[Entries taken from a collection]
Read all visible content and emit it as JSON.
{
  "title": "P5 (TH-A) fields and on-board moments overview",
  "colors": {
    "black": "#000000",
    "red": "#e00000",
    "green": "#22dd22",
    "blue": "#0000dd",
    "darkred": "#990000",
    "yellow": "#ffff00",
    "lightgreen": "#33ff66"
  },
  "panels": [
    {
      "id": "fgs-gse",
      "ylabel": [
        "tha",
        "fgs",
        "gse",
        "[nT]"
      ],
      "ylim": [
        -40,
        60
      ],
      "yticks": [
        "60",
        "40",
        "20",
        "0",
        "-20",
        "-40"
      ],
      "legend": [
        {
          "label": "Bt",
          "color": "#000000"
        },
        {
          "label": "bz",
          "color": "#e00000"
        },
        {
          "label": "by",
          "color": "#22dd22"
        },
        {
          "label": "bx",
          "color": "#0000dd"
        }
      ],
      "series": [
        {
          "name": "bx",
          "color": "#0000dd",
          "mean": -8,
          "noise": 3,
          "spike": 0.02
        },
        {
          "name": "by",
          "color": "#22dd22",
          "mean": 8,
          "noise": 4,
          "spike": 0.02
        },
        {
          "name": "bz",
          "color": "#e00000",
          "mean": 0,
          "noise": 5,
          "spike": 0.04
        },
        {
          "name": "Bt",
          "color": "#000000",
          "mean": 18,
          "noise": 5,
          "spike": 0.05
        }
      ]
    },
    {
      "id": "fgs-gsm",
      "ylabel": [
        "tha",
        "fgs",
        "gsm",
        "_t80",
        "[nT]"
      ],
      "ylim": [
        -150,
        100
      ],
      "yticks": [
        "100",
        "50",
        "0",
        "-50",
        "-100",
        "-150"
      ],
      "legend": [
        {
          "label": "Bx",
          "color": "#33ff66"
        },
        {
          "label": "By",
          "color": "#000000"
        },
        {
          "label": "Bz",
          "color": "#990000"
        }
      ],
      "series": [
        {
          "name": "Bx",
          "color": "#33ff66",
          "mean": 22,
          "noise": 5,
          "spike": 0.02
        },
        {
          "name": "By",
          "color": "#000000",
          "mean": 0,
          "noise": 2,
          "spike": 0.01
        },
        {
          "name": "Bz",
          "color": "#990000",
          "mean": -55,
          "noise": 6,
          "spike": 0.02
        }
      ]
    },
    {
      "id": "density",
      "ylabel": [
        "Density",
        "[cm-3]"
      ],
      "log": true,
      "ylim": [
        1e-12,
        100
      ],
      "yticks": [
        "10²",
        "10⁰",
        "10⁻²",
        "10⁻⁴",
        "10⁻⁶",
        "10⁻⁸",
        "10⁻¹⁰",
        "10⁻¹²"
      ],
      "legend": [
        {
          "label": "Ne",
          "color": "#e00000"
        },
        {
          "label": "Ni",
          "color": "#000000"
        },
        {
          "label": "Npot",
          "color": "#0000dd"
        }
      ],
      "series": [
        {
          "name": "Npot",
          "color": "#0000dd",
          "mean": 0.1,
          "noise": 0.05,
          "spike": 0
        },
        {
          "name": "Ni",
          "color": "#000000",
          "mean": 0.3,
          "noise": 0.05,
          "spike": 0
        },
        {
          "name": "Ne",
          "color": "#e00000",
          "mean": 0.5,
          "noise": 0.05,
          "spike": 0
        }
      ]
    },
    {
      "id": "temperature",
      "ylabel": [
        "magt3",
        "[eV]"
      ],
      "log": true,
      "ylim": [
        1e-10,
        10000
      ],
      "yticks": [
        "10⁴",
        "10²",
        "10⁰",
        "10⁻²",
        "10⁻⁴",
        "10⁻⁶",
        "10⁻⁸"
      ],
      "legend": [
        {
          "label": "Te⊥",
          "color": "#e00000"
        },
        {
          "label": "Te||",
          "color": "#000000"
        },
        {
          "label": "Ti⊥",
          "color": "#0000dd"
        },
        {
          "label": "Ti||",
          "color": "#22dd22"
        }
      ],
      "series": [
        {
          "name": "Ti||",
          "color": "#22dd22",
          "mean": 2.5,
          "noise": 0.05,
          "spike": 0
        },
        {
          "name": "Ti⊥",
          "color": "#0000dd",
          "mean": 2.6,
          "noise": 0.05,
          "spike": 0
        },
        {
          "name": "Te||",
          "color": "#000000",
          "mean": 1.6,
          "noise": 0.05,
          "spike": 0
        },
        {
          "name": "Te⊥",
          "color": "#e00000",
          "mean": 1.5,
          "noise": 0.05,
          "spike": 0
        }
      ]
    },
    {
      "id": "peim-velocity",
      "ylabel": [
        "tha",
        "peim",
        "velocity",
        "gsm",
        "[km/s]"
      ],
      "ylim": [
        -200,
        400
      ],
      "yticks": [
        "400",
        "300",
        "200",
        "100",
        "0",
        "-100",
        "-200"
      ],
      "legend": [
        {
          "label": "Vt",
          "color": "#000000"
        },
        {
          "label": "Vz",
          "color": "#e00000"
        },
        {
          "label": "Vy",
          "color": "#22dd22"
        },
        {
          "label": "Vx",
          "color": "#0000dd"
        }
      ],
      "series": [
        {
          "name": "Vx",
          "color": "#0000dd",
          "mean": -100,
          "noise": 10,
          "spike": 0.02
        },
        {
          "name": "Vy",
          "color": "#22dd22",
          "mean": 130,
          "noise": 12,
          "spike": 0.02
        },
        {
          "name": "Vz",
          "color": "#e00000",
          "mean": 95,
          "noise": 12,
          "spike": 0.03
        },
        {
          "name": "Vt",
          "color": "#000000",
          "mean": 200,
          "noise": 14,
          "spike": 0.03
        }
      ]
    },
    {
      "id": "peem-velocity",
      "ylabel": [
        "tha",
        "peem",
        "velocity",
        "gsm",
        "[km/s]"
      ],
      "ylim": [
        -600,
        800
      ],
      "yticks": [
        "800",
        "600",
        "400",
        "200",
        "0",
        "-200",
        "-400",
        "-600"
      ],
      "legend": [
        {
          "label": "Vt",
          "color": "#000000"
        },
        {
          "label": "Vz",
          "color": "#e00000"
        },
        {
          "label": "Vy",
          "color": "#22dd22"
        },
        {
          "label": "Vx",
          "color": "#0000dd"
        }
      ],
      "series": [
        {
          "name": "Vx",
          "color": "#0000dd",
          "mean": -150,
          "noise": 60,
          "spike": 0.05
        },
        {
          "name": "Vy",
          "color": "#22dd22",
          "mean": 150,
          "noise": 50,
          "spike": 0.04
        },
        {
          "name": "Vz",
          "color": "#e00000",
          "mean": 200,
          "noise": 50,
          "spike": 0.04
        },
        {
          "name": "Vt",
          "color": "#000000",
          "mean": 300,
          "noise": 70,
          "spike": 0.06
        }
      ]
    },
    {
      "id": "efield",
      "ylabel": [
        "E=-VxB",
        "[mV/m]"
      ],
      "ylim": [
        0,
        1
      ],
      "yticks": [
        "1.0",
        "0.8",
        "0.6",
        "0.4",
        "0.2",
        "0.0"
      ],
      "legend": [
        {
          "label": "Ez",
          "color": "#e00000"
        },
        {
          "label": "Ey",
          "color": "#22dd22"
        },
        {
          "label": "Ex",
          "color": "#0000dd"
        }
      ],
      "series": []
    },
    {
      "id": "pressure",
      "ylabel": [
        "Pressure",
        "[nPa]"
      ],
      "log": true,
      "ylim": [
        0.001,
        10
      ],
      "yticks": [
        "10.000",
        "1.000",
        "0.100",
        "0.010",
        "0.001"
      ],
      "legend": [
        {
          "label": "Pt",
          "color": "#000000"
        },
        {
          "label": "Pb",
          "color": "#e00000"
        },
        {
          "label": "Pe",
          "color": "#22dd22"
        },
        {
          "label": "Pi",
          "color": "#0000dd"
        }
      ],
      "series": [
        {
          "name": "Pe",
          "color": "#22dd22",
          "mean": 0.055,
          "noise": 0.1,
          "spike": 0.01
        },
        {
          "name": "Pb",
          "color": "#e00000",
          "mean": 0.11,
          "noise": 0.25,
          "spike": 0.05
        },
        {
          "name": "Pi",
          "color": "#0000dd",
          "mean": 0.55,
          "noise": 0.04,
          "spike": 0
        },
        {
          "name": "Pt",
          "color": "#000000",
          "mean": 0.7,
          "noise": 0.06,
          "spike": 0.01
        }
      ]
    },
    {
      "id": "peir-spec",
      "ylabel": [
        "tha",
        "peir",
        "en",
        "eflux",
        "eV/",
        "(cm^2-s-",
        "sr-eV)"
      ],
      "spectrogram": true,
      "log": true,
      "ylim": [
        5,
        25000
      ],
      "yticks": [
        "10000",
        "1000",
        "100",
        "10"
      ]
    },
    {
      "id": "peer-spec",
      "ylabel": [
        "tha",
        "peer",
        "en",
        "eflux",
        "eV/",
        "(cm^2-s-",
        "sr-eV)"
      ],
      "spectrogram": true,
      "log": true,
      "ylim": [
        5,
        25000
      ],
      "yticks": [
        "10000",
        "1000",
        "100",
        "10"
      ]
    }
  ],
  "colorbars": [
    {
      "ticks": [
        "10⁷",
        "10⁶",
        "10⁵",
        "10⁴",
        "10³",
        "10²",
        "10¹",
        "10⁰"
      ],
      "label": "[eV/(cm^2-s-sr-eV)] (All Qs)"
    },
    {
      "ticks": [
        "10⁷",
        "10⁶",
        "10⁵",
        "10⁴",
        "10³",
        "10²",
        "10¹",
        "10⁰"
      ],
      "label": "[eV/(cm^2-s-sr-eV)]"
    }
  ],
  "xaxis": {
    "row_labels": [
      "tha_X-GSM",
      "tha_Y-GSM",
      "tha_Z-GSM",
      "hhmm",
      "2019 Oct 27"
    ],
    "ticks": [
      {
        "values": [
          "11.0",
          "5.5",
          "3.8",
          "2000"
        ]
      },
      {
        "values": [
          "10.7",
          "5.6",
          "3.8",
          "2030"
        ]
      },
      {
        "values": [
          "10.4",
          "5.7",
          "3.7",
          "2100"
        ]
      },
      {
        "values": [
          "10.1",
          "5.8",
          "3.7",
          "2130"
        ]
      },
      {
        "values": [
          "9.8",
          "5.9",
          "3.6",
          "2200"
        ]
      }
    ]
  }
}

▶ [GIVEN INSTRUCTION]:
Scan the material above. Extract every line in which the word "velocity" occurs.

▶ [THE COMPLETED TASK]:
      "id": "peim-velocity",
        "velocity",
      "id": "peem-velocity",
        "velocity",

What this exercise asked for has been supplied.